> _What is expected_
Reproduce each line of the items below character for character, without changing anything.

>>

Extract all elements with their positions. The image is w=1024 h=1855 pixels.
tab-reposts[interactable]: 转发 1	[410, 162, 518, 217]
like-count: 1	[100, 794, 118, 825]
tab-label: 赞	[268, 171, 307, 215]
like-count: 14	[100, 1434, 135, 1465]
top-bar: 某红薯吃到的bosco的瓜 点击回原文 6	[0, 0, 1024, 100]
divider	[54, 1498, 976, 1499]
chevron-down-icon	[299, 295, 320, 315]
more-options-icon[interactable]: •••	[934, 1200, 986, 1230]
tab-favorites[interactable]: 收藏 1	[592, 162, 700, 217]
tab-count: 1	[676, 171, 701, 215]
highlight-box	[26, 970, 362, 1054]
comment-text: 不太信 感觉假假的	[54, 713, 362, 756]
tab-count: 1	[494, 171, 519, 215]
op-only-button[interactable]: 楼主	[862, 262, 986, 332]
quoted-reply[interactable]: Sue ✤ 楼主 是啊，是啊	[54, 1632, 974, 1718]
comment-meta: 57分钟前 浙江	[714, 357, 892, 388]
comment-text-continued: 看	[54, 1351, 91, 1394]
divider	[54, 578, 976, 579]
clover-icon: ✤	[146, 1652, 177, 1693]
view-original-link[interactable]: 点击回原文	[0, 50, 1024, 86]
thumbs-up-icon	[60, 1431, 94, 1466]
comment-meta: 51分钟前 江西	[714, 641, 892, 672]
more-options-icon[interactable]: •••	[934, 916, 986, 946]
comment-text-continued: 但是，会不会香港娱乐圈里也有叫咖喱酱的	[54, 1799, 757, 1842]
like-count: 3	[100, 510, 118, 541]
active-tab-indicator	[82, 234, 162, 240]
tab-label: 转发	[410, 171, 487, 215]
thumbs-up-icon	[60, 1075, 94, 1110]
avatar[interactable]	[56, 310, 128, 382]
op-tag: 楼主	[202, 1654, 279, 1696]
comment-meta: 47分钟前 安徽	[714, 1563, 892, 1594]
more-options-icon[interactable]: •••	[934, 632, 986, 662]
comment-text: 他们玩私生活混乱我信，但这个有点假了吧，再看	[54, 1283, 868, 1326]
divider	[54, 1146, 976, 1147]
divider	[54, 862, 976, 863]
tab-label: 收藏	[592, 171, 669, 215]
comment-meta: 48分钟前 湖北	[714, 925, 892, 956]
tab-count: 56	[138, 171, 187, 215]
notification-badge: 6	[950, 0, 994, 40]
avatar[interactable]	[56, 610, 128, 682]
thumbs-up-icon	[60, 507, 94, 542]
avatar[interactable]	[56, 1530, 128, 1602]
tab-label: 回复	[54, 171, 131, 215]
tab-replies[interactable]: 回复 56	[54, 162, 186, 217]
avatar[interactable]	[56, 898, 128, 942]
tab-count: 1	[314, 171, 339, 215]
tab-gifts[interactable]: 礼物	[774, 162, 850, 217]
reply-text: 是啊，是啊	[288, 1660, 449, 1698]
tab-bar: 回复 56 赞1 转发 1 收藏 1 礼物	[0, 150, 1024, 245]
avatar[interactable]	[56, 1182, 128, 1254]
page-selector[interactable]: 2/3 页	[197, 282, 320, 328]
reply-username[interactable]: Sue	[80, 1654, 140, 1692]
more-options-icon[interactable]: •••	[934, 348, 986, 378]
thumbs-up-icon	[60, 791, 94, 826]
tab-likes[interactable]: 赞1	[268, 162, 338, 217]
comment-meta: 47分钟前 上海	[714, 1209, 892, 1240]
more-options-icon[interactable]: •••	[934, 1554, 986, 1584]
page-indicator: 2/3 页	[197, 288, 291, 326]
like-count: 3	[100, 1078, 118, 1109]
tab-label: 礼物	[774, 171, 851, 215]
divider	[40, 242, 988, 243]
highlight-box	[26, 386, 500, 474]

<<

> _Solution to this problem_
Extract all elements with their positions. The image is w=1024 h=1855 pixels.
tab-reposts[interactable]: 转发 1	[410, 162, 518, 217]
like-count: 1	[100, 794, 118, 825]
tab-label: 赞	[268, 171, 307, 215]
like-count: 14	[100, 1434, 135, 1465]
top-bar: 某红薯吃到的bosco的瓜 点击回原文 6	[0, 0, 1024, 100]
divider	[54, 1498, 976, 1499]
chevron-down-icon	[299, 295, 320, 315]
more-options-icon[interactable]: •••	[934, 1200, 986, 1230]
tab-favorites[interactable]: 收藏 1	[592, 162, 700, 217]
tab-count: 1	[676, 171, 701, 215]
highlight-box	[26, 970, 362, 1054]
comment-text: 不太信 感觉假假的	[54, 713, 362, 756]
tab-count: 1	[494, 171, 519, 215]
op-only-button[interactable]: 楼主	[862, 262, 986, 332]
quoted-reply[interactable]: Sue ✤ 楼主 是啊，是啊	[54, 1632, 974, 1718]
comment-meta: 57分钟前 浙江	[714, 357, 892, 388]
comment-text-continued: 看	[54, 1351, 91, 1394]
divider	[54, 578, 976, 579]
clover-icon: ✤	[146, 1652, 177, 1693]
view-original-link[interactable]: 点击回原文	[0, 50, 1024, 86]
thumbs-up-icon	[60, 1431, 94, 1466]
comment-meta: 51分钟前 江西	[714, 641, 892, 672]
more-options-icon[interactable]: •••	[934, 916, 986, 946]
comment-text-continued: 但是，会不会香港娱乐圈里也有叫咖喱酱的	[54, 1799, 757, 1842]
like-count: 3	[100, 510, 118, 541]
active-tab-indicator	[82, 234, 162, 240]
tab-label: 转发	[410, 171, 487, 215]
thumbs-up-icon	[60, 1075, 94, 1110]
avatar[interactable]	[56, 310, 128, 382]
op-tag: 楼主	[202, 1654, 279, 1696]
comment-meta: 47分钟前 安徽	[714, 1563, 892, 1594]
more-options-icon[interactable]: •••	[934, 632, 986, 662]
comment-text: 他们玩私生活混乱我信，但这个有点假了吧，再看	[54, 1283, 868, 1326]
divider	[54, 1146, 976, 1147]
divider	[54, 862, 976, 863]
tab-label: 收藏	[592, 171, 669, 215]
comment-meta: 48分钟前 湖北	[714, 925, 892, 956]
tab-count: 56	[138, 171, 187, 215]
notification-badge: 6	[950, 0, 994, 40]
avatar[interactable]	[56, 610, 128, 682]
thumbs-up-icon	[60, 507, 94, 542]
avatar[interactable]	[56, 1530, 128, 1602]
tab-label: 回复	[54, 171, 131, 215]
tab-replies[interactable]: 回复 56	[54, 162, 186, 217]
avatar[interactable]	[56, 898, 128, 942]
tab-count: 1	[314, 171, 339, 215]
tab-gifts[interactable]: 礼物	[774, 162, 850, 217]
reply-text: 是啊，是啊	[288, 1660, 449, 1698]
tab-bar: 回复 56 赞1 转发 1 收藏 1 礼物	[0, 150, 1024, 245]
avatar[interactable]	[56, 1182, 128, 1254]
page-selector[interactable]: 2/3 页	[197, 282, 320, 328]
reply-username[interactable]: Sue	[80, 1654, 140, 1692]
more-options-icon[interactable]: •••	[934, 348, 986, 378]
thumbs-up-icon	[60, 791, 94, 826]
tab-likes[interactable]: 赞1	[268, 162, 338, 217]
comment-meta: 47分钟前 上海	[714, 1209, 892, 1240]
more-options-icon[interactable]: •••	[934, 1554, 986, 1584]
page-indicator: 2/3 页	[197, 288, 291, 326]
like-count: 3	[100, 1078, 118, 1109]
tab-label: 礼物	[774, 171, 851, 215]
divider	[40, 242, 988, 243]
highlight-box	[26, 386, 500, 474]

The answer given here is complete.